- [Data for this exercise]:
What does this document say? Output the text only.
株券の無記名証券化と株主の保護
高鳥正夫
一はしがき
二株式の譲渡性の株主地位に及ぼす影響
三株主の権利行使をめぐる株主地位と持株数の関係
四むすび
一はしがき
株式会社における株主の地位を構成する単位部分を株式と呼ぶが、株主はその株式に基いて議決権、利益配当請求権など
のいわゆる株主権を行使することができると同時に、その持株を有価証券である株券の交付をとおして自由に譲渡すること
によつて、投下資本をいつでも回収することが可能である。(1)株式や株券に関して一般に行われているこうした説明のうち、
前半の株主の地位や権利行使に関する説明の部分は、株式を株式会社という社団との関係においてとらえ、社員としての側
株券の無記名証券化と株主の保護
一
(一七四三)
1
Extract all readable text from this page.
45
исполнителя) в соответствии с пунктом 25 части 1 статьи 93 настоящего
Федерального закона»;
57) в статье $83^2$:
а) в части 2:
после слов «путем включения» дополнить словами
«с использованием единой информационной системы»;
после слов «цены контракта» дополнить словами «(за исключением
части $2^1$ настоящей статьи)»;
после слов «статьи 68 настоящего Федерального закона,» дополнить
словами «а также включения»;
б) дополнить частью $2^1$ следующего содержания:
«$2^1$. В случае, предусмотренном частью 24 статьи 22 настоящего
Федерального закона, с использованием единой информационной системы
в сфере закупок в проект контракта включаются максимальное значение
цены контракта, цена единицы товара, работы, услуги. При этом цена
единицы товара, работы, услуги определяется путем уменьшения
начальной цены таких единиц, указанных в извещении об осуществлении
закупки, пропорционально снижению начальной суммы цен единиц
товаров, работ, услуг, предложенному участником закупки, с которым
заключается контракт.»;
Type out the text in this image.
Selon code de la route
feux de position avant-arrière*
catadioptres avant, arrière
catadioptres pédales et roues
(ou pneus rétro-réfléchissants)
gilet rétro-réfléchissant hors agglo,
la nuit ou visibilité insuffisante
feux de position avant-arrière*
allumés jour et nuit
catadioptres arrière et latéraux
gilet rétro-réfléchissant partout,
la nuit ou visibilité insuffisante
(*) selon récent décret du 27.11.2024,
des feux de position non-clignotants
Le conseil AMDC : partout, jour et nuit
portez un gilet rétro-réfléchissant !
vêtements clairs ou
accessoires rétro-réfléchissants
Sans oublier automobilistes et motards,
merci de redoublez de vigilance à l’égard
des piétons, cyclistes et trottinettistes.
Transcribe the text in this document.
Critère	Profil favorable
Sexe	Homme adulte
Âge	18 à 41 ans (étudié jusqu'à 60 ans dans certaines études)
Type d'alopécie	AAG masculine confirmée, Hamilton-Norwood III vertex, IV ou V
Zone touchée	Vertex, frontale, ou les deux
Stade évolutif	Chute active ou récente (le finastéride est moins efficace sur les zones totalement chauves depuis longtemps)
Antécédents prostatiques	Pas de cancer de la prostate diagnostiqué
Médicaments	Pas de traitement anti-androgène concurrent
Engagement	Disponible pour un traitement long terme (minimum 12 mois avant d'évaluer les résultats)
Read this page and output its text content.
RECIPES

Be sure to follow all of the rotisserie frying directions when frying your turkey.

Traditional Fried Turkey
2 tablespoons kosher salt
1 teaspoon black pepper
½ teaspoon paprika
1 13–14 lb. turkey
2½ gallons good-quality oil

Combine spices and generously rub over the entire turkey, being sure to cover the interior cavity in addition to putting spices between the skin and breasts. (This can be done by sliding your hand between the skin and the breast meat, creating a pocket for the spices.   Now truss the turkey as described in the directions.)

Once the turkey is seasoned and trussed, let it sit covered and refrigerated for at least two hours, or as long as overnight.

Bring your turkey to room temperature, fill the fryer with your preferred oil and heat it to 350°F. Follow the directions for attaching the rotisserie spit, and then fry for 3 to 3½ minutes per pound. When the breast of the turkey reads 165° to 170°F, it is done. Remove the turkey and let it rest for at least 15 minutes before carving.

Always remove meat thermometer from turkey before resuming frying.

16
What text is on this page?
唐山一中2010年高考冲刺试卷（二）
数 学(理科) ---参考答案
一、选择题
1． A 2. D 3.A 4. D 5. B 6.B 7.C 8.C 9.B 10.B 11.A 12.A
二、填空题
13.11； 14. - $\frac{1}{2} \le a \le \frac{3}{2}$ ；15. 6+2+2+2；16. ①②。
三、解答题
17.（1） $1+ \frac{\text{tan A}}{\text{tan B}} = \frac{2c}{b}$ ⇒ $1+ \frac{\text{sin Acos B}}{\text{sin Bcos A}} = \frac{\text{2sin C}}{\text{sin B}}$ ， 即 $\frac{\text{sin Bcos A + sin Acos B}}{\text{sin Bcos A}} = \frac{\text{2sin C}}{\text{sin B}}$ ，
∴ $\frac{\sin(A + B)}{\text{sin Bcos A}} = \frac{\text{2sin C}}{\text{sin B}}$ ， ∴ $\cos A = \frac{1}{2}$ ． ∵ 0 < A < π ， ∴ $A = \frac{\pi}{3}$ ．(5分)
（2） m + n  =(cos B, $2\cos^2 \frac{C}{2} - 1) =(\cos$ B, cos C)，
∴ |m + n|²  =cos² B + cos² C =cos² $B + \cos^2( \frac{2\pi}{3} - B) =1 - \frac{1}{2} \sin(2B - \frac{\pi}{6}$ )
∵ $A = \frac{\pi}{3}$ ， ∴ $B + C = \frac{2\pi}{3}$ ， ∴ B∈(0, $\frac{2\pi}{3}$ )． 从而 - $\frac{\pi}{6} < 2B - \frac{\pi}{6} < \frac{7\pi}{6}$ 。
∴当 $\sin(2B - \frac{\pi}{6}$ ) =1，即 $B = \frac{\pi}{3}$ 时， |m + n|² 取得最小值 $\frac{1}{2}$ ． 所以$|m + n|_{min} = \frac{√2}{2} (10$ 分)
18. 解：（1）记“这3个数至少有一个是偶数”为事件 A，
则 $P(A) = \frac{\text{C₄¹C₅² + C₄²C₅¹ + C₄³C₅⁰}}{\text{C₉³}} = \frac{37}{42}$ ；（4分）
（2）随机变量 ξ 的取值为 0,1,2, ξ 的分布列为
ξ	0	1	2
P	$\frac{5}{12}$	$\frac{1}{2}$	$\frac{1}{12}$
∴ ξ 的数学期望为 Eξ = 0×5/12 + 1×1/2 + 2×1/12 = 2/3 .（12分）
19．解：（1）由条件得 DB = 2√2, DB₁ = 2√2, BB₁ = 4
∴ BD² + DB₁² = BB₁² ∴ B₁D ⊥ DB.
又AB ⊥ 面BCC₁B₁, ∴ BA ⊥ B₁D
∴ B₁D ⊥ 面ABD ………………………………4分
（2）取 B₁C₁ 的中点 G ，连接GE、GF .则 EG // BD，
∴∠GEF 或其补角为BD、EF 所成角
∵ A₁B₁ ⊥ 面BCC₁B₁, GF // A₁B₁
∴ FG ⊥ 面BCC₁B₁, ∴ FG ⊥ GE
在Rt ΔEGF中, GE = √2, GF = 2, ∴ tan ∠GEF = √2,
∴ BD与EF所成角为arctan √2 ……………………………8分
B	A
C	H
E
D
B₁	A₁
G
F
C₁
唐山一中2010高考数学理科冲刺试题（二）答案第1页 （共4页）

- [The task]:
Search the records above for "настоящего". Copy each line where it is found.

- [Response to the task]:
исполнителя) в соответствии с пунктом 25 части 1 статьи 93 настоящего
после слов «статьи 68 настоящего Федерального закона,» дополнить
«$2^1$. В случае, предусмотренном частью 24 статьи 22 настоящего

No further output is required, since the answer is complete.